Requirements:
Locate the lines where "employment" occurs and copy them as they stand.

Rows:

○ ○ ○ ○ ○ ○ ○

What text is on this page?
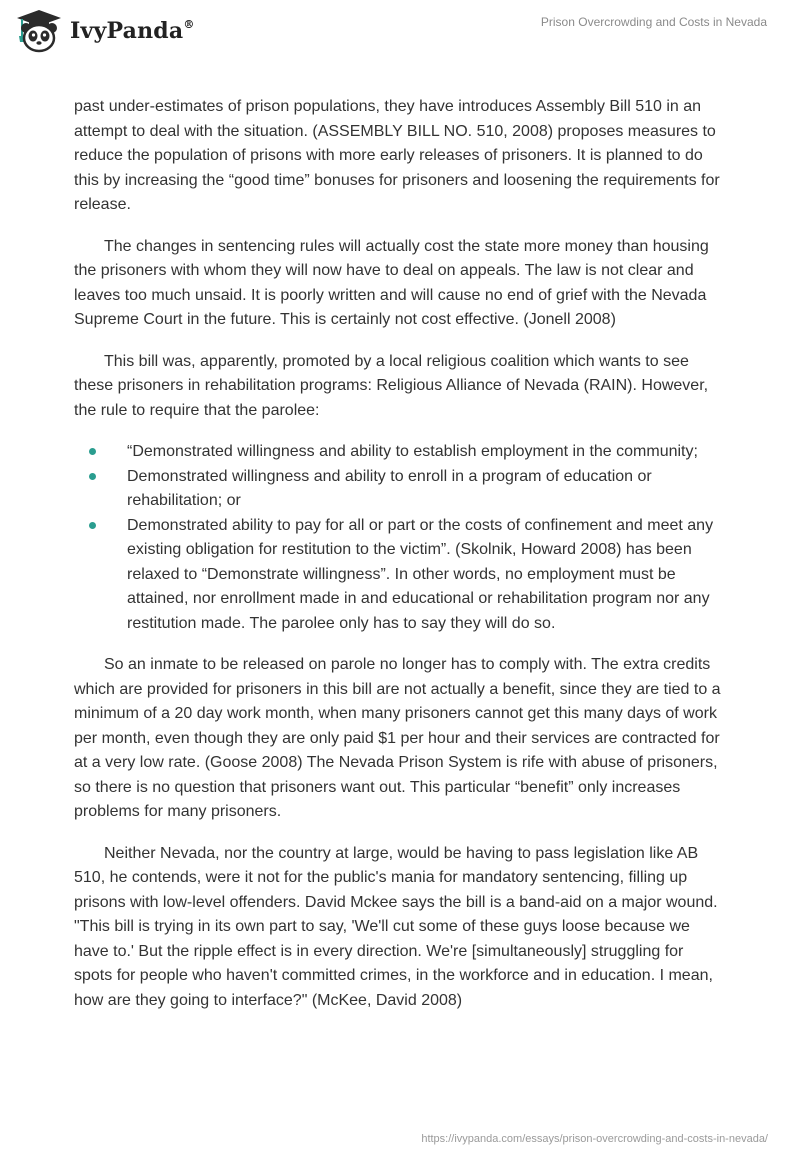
IvyPanda®	Prison Overcrowding and Costs in Nevada

past under-estimates of prison populations, they have introduces Assembly Bill 510 in an attempt to deal with the situation. (ASSEMBLY BILL NO. 510, 2008) proposes measures to reduce the population of prisons with more early releases of prisoners. It is planned to do this by increasing the “good time” bonuses for prisoners and loosening the requirements for release.

The changes in sentencing rules will actually cost the state more money than housing the prisoners with whom they will now have to deal on appeals. The law is not clear and leaves too much unsaid. It is poorly written and will cause no end of grief with the Nevada Supreme Court in the future. This is certainly not cost effective. (Jonell 2008)

This bill was, apparently, promoted by a local religious coalition which wants to see these prisoners in rehabilitation programs: Religious Alliance of Nevada (RAIN). However, the rule to require that the parolee:

“Demonstrated willingness and ability to establish employment in the community;
Demonstrated willingness and ability to enroll in a program of education or rehabilitation; or
Demonstrated ability to pay for all or part or the costs of confinement and meet any existing obligation for restitution to the victim”. (Skolnik, Howard 2008) has been relaxed to “Demonstrate willingness”. In other words, no employment must be attained, nor enrollment made in and educational or rehabilitation program nor any restitution made. The parolee only has to say they will do so.

So an inmate to be released on parole no longer has to comply with. The extra credits which are provided for prisoners in this bill are not actually a benefit, since they are tied to a minimum of a 20 day work month, when many prisoners cannot get this many days of work per month, even though they are only paid $1 per hour and their services are contracted for at a very low rate. (Goose 2008) The Nevada Prison System is rife with abuse of prisoners, so there is no question that prisoners want out. This particular “benefit” only increases problems for many prisoners.

Neither Nevada, nor the country at large, would be having to pass legislation like AB 510, he contends, were it not for the public's mania for mandatory sentencing, filling up prisons with low-level offenders. David Mckee says the bill is a band-aid on a major wound. "This bill is trying in its own part to say, 'We'll cut some of these guys loose because we have to.' But the ripple effect is in every direction. We're [simultaneously] struggling for spots for people who haven't committed crimes, in the workforce and in education. I mean, how are they going to interface?" (McKee, David 2008)

https://ivypanda.com/essays/prison-overcrowding-and-costs-in-nevada/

○ ○ ○ ○ ○ ○ ○

Full solution:
“Demonstrated willingness and ability to establish employment in the community;
Demonstrated ability to pay for all or part or the costs of confinement and meet any existing obligation for restitution to the victim”. (Skolnik, Howard 2008) has been relaxed to “Demonstrate willingness”. In other words, no employment must be attained, nor enrollment made in and educational or rehabilitation program nor any restitution made. The parolee only has to say they will do so.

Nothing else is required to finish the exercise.